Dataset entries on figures

══════

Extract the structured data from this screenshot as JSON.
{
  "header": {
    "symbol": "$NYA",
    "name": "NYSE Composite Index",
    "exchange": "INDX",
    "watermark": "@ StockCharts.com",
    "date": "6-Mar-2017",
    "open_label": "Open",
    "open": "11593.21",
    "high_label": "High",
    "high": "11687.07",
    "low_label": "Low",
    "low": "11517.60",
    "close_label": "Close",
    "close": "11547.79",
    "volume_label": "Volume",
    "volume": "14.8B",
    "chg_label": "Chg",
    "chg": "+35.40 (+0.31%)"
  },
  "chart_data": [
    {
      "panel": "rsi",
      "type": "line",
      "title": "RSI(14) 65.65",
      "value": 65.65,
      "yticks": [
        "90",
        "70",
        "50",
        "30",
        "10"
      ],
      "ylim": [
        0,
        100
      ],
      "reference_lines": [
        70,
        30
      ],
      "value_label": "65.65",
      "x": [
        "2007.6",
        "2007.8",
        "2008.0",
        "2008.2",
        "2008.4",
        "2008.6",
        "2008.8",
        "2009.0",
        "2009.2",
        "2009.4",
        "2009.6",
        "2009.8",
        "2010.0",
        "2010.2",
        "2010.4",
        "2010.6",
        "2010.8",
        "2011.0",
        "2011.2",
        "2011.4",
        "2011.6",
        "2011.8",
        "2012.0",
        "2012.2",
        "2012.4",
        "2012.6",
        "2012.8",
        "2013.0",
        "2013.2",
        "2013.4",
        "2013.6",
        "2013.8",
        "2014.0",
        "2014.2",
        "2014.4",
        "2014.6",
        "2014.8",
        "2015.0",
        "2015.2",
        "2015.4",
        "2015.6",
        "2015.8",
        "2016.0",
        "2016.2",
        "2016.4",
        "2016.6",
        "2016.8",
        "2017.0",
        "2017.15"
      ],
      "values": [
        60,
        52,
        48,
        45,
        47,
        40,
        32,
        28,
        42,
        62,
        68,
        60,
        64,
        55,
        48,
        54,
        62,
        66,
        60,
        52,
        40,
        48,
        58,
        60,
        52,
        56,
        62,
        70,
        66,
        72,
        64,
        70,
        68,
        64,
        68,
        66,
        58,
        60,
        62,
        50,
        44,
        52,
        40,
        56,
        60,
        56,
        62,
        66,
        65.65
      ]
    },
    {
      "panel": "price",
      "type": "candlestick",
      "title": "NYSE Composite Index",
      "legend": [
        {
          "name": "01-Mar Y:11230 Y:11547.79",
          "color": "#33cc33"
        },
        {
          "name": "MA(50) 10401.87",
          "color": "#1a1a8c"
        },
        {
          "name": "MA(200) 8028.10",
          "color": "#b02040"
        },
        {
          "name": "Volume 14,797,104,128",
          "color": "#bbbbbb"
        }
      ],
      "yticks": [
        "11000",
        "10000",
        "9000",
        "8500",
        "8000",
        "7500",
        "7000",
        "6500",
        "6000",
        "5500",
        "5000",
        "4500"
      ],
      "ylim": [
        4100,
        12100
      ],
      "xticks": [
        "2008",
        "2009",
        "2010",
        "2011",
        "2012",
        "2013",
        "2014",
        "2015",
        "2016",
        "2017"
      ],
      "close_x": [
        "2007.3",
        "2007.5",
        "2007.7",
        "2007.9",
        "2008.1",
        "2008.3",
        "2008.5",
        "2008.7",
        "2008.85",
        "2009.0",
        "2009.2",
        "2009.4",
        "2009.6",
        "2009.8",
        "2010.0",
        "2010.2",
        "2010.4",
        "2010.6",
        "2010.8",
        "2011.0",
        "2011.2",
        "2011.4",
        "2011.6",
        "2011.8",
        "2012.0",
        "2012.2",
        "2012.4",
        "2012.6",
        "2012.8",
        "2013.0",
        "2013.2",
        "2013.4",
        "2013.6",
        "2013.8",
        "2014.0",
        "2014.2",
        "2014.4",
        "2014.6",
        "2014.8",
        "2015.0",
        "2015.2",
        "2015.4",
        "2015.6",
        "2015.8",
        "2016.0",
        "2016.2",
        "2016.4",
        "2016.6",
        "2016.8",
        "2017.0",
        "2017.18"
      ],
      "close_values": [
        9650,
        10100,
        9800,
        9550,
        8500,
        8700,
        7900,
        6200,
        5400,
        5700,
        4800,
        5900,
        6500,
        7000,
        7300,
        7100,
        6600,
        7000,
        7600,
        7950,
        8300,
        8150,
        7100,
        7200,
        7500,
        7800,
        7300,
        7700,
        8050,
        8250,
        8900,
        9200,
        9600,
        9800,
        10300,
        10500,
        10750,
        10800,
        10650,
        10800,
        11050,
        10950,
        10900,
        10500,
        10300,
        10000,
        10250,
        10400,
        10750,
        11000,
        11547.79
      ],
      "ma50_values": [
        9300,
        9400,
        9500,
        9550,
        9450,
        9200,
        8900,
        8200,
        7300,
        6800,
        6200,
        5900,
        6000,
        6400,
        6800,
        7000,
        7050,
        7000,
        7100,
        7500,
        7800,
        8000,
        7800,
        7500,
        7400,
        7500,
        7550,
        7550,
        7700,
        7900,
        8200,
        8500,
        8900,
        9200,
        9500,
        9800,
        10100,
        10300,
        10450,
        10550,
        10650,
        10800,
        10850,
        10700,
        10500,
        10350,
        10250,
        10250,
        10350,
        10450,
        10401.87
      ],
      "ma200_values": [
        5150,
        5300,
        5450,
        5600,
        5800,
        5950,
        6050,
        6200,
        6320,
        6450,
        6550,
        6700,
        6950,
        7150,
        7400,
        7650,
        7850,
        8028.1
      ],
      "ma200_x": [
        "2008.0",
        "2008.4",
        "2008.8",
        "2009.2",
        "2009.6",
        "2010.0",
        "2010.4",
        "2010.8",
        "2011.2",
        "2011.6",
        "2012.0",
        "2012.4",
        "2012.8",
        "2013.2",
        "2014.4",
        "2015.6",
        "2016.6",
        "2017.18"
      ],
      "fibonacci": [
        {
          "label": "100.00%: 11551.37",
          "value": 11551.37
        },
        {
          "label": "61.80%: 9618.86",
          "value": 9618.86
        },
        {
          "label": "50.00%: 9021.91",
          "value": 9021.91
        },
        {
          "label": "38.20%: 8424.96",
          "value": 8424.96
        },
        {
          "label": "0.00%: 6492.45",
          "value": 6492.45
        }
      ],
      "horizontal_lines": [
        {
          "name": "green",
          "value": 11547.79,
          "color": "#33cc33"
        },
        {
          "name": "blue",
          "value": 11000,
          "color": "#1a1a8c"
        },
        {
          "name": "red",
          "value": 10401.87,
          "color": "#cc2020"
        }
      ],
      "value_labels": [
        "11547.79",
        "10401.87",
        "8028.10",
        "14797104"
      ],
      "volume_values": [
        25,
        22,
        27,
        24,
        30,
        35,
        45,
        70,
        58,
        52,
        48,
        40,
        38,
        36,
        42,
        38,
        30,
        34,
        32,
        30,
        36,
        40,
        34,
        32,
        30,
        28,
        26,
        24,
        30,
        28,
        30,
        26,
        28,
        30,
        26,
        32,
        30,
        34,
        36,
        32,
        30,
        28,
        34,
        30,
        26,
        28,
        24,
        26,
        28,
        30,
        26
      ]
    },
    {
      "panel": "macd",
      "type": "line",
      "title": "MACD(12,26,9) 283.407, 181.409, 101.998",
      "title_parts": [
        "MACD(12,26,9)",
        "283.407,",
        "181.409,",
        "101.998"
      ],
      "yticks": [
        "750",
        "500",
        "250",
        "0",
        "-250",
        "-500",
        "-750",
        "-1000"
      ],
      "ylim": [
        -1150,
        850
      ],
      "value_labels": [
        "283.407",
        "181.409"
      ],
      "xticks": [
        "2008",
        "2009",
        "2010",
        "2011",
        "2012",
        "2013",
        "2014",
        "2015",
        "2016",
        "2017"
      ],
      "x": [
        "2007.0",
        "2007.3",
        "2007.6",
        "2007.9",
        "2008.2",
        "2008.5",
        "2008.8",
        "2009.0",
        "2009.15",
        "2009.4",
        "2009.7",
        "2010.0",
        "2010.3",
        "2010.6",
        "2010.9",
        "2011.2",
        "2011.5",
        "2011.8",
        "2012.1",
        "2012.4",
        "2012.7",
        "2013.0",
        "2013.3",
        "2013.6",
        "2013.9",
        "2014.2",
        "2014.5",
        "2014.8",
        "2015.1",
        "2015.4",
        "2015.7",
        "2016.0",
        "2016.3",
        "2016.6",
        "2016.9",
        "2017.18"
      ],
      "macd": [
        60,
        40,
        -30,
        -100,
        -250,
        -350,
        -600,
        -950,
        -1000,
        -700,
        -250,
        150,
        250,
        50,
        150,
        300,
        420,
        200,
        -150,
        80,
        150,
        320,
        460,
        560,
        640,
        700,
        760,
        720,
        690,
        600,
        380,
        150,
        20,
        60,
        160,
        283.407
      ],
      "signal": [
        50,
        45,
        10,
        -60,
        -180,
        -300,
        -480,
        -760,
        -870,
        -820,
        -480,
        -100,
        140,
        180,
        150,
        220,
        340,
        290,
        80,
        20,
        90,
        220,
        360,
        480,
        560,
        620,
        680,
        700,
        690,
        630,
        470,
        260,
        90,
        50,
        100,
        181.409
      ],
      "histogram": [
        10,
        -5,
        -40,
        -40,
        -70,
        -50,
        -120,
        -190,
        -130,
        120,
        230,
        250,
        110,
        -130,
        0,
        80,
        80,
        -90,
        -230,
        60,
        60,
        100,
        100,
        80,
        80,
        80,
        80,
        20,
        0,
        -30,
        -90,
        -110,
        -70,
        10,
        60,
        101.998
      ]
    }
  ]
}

══════

- **REQUIRED TASK**: How many of the lines above include the string "NYSE"? Answer with the number only.

- **IN RESPONSE**: 2